• **Objective**:
Rewrite the records with every "data-label" replaced by "value-label" and nothing else changed.

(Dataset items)
"""

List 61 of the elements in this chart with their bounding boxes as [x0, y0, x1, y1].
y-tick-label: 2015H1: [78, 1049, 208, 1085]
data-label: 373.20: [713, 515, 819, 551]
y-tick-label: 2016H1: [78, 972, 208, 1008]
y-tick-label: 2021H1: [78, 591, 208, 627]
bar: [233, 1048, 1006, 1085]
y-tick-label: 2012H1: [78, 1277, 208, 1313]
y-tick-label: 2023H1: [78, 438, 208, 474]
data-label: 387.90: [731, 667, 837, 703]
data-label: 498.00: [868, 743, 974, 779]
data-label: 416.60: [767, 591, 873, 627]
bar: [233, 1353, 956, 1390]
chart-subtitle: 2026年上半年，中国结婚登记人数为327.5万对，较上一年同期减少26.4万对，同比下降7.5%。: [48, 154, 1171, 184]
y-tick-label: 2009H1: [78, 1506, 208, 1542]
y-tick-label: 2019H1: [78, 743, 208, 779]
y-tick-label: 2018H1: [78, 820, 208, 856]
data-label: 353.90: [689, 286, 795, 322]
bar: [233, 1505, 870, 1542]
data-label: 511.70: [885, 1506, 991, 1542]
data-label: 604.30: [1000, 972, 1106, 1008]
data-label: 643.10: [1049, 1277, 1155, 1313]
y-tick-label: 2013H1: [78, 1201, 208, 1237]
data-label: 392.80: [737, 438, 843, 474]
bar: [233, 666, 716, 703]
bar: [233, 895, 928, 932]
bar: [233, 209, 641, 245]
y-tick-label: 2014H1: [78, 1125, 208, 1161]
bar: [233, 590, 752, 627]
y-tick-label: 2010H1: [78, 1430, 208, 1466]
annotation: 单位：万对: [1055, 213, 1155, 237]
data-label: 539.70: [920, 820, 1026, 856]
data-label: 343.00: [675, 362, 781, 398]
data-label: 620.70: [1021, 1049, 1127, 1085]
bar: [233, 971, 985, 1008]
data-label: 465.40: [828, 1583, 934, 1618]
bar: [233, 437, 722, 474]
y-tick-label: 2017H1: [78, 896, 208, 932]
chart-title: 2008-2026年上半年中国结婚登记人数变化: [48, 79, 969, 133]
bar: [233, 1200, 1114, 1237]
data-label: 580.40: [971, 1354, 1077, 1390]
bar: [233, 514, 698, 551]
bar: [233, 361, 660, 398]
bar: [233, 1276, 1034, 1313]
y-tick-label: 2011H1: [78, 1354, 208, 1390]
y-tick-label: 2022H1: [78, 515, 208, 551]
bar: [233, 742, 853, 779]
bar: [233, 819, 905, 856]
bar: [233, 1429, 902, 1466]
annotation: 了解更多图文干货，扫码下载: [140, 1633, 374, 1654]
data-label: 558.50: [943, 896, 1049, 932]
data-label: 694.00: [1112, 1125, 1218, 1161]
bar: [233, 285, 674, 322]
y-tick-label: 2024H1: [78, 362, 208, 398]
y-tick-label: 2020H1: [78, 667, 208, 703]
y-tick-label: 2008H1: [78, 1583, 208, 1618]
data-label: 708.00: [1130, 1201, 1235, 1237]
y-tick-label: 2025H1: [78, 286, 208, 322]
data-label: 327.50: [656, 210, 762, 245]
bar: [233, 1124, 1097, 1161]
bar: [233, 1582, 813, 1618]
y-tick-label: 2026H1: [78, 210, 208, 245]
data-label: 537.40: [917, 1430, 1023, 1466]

"""

• **Solution for this exercise**:
List 61 of the elements in this chart with their bounding boxes as [x0, y0, x1, y1].
y-tick-label: 2015H1: [78, 1049, 208, 1085]
value-label: 373.20: [713, 515, 819, 551]
y-tick-label: 2016H1: [78, 972, 208, 1008]
y-tick-label: 2021H1: [78, 591, 208, 627]
bar: [233, 1048, 1006, 1085]
y-tick-label: 2012H1: [78, 1277, 208, 1313]
y-tick-label: 2023H1: [78, 438, 208, 474]
value-label: 387.90: [731, 667, 837, 703]
value-label: 498.00: [868, 743, 974, 779]
value-label: 416.60: [767, 591, 873, 627]
bar: [233, 1353, 956, 1390]
chart-subtitle: 2026年上半年，中国结婚登记人数为327.5万对，较上一年同期减少26.4万对，同比下降7.5%。: [48, 154, 1171, 184]
y-tick-label: 2009H1: [78, 1506, 208, 1542]
y-tick-label: 2019H1: [78, 743, 208, 779]
y-tick-label: 2018H1: [78, 820, 208, 856]
value-label: 353.90: [689, 286, 795, 322]
bar: [233, 1505, 870, 1542]
value-label: 511.70: [885, 1506, 991, 1542]
value-label: 604.30: [1000, 972, 1106, 1008]
value-label: 643.10: [1049, 1277, 1155, 1313]
y-tick-label: 2013H1: [78, 1201, 208, 1237]
value-label: 392.80: [737, 438, 843, 474]
bar: [233, 666, 716, 703]
bar: [233, 895, 928, 932]
bar: [233, 209, 641, 245]
y-tick-label: 2014H1: [78, 1125, 208, 1161]
bar: [233, 590, 752, 627]
y-tick-label: 2010H1: [78, 1430, 208, 1466]
annotation: 单位：万对: [1055, 213, 1155, 237]
value-label: 539.70: [920, 820, 1026, 856]
value-label: 343.00: [675, 362, 781, 398]
value-label: 620.70: [1021, 1049, 1127, 1085]
bar: [233, 971, 985, 1008]
value-label: 465.40: [828, 1583, 934, 1618]
bar: [233, 437, 722, 474]
y-tick-label: 2017H1: [78, 896, 208, 932]
chart-title: 2008-2026年上半年中国结婚登记人数变化: [48, 79, 969, 133]
bar: [233, 1200, 1114, 1237]
value-label: 580.40: [971, 1354, 1077, 1390]
bar: [233, 514, 698, 551]
bar: [233, 361, 660, 398]
bar: [233, 1276, 1034, 1313]
y-tick-label: 2011H1: [78, 1354, 208, 1390]
y-tick-label: 2022H1: [78, 515, 208, 551]
bar: [233, 742, 853, 779]
bar: [233, 819, 905, 856]
bar: [233, 1429, 902, 1466]
annotation: 了解更多图文干货，扫码下载: [140, 1633, 374, 1654]
value-label: 558.50: [943, 896, 1049, 932]
value-label: 694.00: [1112, 1125, 1218, 1161]
bar: [233, 285, 674, 322]
y-tick-label: 2024H1: [78, 362, 208, 398]
y-tick-label: 2020H1: [78, 667, 208, 703]
y-tick-label: 2008H1: [78, 1583, 208, 1618]
value-label: 708.00: [1130, 1201, 1235, 1237]
y-tick-label: 2025H1: [78, 286, 208, 322]
value-label: 327.50: [656, 210, 762, 245]
bar: [233, 1124, 1097, 1161]
bar: [233, 1582, 813, 1618]
y-tick-label: 2026H1: [78, 210, 208, 245]
value-label: 537.40: [917, 1430, 1023, 1466]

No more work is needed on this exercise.